======== Recorded data ========

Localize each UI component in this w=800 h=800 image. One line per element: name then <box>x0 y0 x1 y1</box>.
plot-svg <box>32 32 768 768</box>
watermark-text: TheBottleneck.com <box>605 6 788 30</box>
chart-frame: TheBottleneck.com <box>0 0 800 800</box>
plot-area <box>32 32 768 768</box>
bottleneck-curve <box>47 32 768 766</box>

========

- **Task**
Copy every line of the items above, including the request line. Offset each box coordinate in the answers by -115, and leave the request unchanged.

- **Written response**
Localize each UI component in this w=800 h=800 image. One line per element: name then <box>x0 y0 x1 y1</box>.
plot-svg <box>-83 -83 653 653</box>
watermark-text: TheBottleneck.com <box>490 -109 673 -85</box>
chart-frame: TheBottleneck.com <box>-115 -115 685 685</box>
plot-area <box>-83 -83 653 653</box>
bottleneck-curve <box>-68 -83 653 651</box>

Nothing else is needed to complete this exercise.